[begin Input material]

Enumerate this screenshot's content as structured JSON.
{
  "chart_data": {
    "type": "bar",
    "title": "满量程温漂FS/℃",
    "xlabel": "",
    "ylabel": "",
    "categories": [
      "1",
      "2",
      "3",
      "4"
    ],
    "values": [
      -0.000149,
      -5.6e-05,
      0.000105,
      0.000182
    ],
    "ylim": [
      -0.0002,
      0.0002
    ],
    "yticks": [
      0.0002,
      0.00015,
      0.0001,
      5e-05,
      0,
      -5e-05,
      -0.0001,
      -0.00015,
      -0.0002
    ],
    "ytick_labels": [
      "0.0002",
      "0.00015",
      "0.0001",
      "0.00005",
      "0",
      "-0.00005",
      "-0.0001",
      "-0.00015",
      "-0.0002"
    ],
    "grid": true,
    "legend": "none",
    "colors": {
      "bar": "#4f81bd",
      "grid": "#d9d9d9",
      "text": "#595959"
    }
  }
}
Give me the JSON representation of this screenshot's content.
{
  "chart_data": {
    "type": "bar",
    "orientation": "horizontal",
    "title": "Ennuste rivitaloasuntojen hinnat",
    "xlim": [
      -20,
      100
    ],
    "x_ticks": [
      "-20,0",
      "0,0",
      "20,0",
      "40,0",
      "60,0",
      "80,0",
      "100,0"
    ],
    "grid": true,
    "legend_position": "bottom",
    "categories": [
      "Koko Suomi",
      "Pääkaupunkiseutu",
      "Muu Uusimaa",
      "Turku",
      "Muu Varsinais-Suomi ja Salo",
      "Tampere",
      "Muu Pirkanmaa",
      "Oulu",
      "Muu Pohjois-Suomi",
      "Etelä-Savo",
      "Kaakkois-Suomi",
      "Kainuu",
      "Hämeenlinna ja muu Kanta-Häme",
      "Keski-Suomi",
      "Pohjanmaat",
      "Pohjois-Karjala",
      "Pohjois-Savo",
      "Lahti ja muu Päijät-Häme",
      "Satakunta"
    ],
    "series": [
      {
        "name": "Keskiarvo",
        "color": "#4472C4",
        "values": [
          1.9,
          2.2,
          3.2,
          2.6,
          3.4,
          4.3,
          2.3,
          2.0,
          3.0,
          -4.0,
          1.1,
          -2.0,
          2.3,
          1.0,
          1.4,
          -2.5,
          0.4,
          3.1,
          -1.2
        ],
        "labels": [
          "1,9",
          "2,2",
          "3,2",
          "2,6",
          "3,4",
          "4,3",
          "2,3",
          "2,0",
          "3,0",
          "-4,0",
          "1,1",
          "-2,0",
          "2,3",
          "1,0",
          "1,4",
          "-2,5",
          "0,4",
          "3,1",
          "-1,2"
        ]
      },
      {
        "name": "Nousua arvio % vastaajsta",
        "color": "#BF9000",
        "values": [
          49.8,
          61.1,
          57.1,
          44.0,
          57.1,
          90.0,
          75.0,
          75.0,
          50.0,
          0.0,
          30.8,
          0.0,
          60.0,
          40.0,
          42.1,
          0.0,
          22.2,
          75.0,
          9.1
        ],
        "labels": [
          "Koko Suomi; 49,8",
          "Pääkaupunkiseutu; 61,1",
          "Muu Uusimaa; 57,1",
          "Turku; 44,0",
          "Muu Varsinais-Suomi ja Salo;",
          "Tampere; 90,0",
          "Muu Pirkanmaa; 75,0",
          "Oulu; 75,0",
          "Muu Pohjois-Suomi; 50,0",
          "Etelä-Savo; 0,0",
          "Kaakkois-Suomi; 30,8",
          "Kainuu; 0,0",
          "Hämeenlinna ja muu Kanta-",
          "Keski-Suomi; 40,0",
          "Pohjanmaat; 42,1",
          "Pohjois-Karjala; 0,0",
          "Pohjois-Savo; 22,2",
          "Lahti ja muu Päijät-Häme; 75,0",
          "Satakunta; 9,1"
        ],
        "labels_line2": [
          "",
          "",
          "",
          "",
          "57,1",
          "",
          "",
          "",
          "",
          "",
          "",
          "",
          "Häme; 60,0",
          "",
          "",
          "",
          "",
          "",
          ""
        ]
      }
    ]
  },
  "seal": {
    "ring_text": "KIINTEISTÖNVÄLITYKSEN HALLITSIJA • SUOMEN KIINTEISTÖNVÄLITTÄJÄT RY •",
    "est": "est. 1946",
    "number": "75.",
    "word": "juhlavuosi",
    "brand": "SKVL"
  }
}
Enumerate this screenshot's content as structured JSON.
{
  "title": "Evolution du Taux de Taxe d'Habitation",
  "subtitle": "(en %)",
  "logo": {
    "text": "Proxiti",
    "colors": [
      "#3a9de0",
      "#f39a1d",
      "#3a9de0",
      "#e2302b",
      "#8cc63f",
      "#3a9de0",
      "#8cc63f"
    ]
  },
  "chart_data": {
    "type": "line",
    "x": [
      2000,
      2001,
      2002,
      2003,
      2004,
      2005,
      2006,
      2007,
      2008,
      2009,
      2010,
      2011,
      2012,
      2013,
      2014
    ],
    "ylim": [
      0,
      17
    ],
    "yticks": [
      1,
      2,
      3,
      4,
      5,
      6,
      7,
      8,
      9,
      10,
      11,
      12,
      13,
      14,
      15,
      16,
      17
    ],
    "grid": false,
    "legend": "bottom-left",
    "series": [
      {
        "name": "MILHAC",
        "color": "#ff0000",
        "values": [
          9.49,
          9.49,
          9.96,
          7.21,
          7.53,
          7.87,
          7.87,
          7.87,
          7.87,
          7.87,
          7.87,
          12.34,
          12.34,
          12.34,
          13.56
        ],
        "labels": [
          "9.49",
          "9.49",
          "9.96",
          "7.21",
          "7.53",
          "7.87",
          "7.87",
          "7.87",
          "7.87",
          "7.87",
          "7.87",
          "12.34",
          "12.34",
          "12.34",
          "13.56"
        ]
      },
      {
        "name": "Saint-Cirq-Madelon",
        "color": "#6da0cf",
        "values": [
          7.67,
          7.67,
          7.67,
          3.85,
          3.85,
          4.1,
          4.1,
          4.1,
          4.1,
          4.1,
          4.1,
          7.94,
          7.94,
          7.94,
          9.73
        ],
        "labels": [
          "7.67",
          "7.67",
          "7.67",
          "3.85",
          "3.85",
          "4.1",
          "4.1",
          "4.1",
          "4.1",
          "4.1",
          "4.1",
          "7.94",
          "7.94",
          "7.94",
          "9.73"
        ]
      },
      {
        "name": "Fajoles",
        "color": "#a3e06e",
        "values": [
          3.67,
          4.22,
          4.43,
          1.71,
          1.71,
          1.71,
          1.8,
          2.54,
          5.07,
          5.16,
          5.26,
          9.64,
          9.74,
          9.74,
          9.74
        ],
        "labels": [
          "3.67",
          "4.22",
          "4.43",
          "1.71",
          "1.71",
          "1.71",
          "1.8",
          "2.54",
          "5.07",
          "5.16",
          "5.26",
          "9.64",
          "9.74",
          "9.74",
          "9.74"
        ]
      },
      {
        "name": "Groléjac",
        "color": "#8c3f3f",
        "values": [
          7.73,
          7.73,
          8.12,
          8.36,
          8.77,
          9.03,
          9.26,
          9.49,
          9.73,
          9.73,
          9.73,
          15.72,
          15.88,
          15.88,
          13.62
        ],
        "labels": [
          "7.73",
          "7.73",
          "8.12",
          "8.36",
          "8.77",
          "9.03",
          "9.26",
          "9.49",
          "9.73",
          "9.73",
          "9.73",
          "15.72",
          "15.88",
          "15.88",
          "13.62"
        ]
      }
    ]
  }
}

[end Input material]

▶ _Task to carry out_: Go through the listing above and pull out each line containing the word "Päijät".

▶ _Final result_:
      "Lahti ja muu Päijät-Häme",
          "Lahti ja muu Päijät-Häme; 75,0",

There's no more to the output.